▶ EXERCISE
Copy every line of the records below where the word "much" occurs.

▶ INPUT ROWS
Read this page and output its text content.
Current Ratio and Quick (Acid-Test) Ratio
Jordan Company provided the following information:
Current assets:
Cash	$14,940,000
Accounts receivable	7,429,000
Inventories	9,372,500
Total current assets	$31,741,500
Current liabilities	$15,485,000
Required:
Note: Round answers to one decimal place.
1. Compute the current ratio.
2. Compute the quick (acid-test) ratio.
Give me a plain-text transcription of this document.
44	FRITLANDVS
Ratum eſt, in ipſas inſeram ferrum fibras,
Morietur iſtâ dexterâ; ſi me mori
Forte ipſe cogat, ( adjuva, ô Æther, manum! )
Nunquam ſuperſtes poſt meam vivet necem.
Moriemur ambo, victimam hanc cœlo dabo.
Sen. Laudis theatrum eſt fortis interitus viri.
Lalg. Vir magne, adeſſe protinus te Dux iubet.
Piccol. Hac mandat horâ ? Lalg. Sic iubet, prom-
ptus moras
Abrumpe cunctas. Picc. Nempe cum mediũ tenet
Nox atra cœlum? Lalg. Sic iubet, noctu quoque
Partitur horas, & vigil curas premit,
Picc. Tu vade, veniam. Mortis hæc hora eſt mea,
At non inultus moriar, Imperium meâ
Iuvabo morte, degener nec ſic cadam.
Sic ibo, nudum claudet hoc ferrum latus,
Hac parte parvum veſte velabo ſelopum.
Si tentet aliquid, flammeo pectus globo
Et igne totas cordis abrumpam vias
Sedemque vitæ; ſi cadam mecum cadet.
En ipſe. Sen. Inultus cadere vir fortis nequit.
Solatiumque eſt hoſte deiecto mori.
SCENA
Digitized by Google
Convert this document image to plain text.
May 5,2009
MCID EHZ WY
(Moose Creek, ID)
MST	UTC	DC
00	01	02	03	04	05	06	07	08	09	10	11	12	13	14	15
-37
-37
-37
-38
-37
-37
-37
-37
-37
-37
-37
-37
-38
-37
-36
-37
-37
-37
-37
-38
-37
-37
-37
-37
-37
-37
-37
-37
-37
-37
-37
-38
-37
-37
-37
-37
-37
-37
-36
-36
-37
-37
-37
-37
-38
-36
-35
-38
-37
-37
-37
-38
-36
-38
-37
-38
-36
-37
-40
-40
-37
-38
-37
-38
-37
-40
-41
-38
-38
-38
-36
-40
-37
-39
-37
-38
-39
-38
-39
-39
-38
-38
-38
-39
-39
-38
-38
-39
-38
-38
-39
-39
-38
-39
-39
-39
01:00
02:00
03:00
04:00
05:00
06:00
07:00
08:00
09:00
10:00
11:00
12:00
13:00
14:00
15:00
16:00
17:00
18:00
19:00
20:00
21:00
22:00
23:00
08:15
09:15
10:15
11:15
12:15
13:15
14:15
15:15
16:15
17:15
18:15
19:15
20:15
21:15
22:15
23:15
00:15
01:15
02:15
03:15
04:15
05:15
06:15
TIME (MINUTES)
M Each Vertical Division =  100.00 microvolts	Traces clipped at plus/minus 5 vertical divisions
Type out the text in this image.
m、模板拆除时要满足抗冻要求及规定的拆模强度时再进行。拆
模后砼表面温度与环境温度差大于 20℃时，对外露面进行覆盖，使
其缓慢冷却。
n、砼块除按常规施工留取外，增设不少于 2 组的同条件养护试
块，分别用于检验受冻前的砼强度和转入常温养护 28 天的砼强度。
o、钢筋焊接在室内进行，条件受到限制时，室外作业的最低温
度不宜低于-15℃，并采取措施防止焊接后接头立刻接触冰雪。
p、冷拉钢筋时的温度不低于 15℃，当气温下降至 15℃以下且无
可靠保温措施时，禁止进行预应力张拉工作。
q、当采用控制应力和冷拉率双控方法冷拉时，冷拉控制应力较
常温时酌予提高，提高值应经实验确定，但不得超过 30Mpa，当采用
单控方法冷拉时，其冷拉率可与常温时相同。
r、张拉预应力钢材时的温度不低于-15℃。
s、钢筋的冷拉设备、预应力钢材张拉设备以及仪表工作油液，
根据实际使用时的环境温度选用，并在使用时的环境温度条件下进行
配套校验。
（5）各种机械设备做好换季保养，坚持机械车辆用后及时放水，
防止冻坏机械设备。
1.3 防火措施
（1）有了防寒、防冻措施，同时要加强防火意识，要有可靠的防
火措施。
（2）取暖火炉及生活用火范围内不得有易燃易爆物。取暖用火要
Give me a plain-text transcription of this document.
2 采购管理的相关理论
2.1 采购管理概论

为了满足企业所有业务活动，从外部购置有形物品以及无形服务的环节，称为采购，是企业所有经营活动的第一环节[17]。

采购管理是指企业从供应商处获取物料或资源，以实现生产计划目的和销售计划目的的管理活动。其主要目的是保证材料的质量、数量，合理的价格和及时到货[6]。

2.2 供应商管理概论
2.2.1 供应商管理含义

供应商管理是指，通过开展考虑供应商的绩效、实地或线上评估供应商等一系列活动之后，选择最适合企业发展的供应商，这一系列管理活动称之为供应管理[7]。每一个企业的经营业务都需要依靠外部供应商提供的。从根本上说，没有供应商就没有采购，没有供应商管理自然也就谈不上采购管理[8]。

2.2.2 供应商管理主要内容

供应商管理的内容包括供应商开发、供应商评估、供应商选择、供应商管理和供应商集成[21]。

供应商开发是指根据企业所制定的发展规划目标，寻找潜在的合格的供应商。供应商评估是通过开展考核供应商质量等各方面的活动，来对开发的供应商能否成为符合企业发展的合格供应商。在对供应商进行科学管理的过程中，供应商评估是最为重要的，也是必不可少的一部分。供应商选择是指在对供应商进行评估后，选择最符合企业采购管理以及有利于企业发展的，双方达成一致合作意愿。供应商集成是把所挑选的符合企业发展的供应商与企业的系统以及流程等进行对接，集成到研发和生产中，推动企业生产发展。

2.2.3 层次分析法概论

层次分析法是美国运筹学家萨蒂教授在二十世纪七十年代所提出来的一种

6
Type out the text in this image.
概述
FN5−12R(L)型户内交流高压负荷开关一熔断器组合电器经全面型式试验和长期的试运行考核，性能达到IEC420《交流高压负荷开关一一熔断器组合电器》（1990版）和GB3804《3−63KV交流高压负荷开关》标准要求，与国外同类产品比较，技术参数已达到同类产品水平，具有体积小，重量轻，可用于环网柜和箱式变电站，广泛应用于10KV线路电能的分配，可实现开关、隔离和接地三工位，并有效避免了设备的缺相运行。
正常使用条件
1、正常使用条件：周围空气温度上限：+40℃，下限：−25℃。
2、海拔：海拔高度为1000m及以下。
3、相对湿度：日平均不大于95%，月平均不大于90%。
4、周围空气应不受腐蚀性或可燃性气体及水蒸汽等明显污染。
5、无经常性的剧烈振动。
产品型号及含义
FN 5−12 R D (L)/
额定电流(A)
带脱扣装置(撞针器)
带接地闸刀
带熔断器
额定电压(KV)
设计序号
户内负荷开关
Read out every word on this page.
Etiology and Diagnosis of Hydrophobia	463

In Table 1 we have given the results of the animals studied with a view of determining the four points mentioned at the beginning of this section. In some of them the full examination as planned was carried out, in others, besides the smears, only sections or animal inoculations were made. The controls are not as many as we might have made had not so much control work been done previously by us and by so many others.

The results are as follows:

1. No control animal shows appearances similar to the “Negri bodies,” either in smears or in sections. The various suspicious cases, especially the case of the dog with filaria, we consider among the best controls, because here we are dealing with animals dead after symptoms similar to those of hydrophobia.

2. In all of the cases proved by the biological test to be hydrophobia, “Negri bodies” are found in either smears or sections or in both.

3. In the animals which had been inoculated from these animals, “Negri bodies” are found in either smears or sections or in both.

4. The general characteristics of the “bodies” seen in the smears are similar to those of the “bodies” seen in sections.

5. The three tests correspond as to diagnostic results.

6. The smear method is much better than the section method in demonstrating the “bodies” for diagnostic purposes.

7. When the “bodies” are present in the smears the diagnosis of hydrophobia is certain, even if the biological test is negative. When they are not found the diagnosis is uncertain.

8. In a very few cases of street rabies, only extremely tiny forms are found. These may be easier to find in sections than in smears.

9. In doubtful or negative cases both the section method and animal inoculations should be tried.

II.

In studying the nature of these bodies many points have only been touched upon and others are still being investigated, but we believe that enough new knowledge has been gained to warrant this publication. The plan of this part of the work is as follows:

▶ EXERCISE RESULT
In Table 1 we have given the results of the animals studied with a view of determining the four points mentioned at the beginning of this section. In some of them the full examination as planned was carried out, in others, besides the smears, only sections or animal inoculations were made. The controls are not as many as we might have made had not so much control work been done previously by us and by so many others.
6. The smear method is much better than the section method in demonstrating the “bodies” for diagnostic purposes.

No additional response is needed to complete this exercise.